--- TASK ---
Go through the listing and copy every line word for word.

>> begin

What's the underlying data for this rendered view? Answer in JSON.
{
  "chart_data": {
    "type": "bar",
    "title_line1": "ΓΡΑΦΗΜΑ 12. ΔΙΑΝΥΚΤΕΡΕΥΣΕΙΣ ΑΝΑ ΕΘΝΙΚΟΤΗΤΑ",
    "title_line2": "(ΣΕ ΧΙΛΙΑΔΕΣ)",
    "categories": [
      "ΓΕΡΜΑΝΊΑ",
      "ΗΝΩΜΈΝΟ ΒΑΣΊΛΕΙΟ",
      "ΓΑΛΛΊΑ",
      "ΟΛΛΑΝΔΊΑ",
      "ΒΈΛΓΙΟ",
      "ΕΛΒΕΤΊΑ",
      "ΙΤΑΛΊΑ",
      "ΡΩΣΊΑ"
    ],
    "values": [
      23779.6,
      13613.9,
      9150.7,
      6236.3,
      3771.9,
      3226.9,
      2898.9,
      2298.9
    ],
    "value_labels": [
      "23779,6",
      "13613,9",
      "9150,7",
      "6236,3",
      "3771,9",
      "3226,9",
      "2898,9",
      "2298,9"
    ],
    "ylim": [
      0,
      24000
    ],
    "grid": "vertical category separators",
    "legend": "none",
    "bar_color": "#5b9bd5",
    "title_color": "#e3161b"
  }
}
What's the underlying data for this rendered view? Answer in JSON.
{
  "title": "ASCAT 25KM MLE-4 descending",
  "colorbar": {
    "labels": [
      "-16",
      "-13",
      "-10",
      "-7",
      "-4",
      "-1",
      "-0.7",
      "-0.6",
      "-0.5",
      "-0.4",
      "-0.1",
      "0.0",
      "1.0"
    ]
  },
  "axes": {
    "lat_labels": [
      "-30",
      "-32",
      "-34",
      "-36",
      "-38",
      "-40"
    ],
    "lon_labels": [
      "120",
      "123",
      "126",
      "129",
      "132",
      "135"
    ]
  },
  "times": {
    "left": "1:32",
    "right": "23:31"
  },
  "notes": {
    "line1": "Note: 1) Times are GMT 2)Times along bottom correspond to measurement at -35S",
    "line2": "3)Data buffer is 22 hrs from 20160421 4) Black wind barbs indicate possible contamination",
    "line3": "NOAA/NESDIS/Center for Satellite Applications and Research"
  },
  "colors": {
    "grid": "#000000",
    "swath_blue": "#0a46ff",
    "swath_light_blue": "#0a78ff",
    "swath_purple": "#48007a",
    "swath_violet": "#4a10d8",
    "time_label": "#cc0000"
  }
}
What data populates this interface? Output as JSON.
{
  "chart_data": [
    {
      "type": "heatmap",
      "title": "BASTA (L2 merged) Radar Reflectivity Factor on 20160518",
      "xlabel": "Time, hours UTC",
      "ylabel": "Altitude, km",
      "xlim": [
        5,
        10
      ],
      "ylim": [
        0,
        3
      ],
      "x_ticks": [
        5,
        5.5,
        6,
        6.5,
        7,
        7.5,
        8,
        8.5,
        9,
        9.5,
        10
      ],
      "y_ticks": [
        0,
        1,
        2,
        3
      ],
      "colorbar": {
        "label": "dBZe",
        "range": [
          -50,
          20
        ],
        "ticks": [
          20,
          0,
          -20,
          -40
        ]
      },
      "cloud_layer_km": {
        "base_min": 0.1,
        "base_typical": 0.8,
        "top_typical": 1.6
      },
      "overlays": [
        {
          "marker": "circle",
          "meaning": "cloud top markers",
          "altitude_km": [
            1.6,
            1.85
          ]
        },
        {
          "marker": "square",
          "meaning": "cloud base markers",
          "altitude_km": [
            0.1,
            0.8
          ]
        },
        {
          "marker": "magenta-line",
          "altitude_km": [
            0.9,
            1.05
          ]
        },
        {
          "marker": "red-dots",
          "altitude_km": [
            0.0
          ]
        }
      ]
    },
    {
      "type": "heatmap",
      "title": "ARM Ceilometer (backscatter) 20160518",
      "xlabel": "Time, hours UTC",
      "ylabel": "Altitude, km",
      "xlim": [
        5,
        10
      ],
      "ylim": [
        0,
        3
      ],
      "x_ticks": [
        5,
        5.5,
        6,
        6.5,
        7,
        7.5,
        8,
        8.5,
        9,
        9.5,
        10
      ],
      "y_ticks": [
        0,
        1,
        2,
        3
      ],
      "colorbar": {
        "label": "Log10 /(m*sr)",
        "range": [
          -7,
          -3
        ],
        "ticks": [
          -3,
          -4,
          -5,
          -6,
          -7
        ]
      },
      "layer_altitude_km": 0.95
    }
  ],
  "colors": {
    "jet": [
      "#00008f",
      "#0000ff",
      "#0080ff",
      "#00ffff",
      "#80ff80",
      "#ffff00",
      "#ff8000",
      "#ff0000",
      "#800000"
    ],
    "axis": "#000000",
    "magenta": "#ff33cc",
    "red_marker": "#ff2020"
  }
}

>> end

--- SOLUTION BELOW ---
What's the underlying data for this rendered view? Answer in JSON.
{
  "chart_data": {
    "type": "bar",
    "title_line1": "ΓΡΑΦΗΜΑ 12. ΔΙΑΝΥΚΤΕΡΕΥΣΕΙΣ ΑΝΑ ΕΘΝΙΚΟΤΗΤΑ",
    "title_line2": "(ΣΕ ΧΙΛΙΑΔΕΣ)",
    "categories": [
      "ΓΕΡΜΑΝΊΑ",
      "ΗΝΩΜΈΝΟ ΒΑΣΊΛΕΙΟ",
      "ΓΑΛΛΊΑ",
      "ΟΛΛΑΝΔΊΑ",
      "ΒΈΛΓΙΟ",
      "ΕΛΒΕΤΊΑ",
      "ΙΤΑΛΊΑ",
      "ΡΩΣΊΑ"
    ],
    "values": [
      23779.6,
      13613.9,
      9150.7,
      6236.3,
      3771.9,
      3226.9,
      2898.9,
      2298.9
    ],
    "value_labels": [
      "23779,6",
      "13613,9",
      "9150,7",
      "6236,3",
      "3771,9",
      "3226,9",
      "2898,9",
      "2298,9"
    ],
    "ylim": [
      0,
      24000
    ],
    "grid": "vertical category separators",
    "legend": "none",
    "bar_color": "#5b9bd5",
    "title_color": "#e3161b"
  }
}
What's the underlying data for this rendered view? Answer in JSON.
{
  "title": "ASCAT 25KM MLE-4 descending",
  "colorbar": {
    "labels": [
      "-16",
      "-13",
      "-10",
      "-7",
      "-4",
      "-1",
      "-0.7",
      "-0.6",
      "-0.5",
      "-0.4",
      "-0.1",
      "0.0",
      "1.0"
    ]
  },
  "axes": {
    "lat_labels": [
      "-30",
      "-32",
      "-34",
      "-36",
      "-38",
      "-40"
    ],
    "lon_labels": [
      "120",
      "123",
      "126",
      "129",
      "132",
      "135"
    ]
  },
  "times": {
    "left": "1:32",
    "right": "23:31"
  },
  "notes": {
    "line1": "Note: 1) Times are GMT 2)Times along bottom correspond to measurement at -35S",
    "line2": "3)Data buffer is 22 hrs from 20160421 4) Black wind barbs indicate possible contamination",
    "line3": "NOAA/NESDIS/Center for Satellite Applications and Research"
  },
  "colors": {
    "grid": "#000000",
    "swath_blue": "#0a46ff",
    "swath_light_blue": "#0a78ff",
    "swath_purple": "#48007a",
    "swath_violet": "#4a10d8",
    "time_label": "#cc0000"
  }
}
What data populates this interface? Output as JSON.
{
  "chart_data": [
    {
      "type": "heatmap",
      "title": "BASTA (L2 merged) Radar Reflectivity Factor on 20160518",
      "xlabel": "Time, hours UTC",
      "ylabel": "Altitude, km",
      "xlim": [
        5,
        10
      ],
      "ylim": [
        0,
        3
      ],
      "x_ticks": [
        5,
        5.5,
        6,
        6.5,
        7,
        7.5,
        8,
        8.5,
        9,
        9.5,
        10
      ],
      "y_ticks": [
        0,
        1,
        2,
        3
      ],
      "colorbar": {
        "label": "dBZe",
        "range": [
          -50,
          20
        ],
        "ticks": [
          20,
          0,
          -20,
          -40
        ]
      },
      "cloud_layer_km": {
        "base_min": 0.1,
        "base_typical": 0.8,
        "top_typical": 1.6
      },
      "overlays": [
        {
          "marker": "circle",
          "meaning": "cloud top markers",
          "altitude_km": [
            1.6,
            1.85
          ]
        },
        {
          "marker": "square",
          "meaning": "cloud base markers",
          "altitude_km": [
            0.1,
            0.8
          ]
        },
        {
          "marker": "magenta-line",
          "altitude_km": [
            0.9,
            1.05
          ]
        },
        {
          "marker": "red-dots",
          "altitude_km": [
            0.0
          ]
        }
      ]
    },
    {
      "type": "heatmap",
      "title": "ARM Ceilometer (backscatter) 20160518",
      "xlabel": "Time, hours UTC",
      "ylabel": "Altitude, km",
      "xlim": [
        5,
        10
      ],
      "ylim": [
        0,
        3
      ],
      "x_ticks": [
        5,
        5.5,
        6,
        6.5,
        7,
        7.5,
        8,
        8.5,
        9,
        9.5,
        10
      ],
      "y_ticks": [
        0,
        1,
        2,
        3
      ],
      "colorbar": {
        "label": "Log10 /(m*sr)",
        "range": [
          -7,
          -3
        ],
        "ticks": [
          -3,
          -4,
          -5,
          -6,
          -7
        ]
      },
      "layer_altitude_km": 0.95
    }
  ],
  "colors": {
    "jet": [
      "#00008f",
      "#0000ff",
      "#0080ff",
      "#00ffff",
      "#80ff80",
      "#ffff00",
      "#ff8000",
      "#ff0000",
      "#800000"
    ],
    "axis": "#000000",
    "magenta": "#ff33cc",
    "red_marker": "#ff2020"
  }
}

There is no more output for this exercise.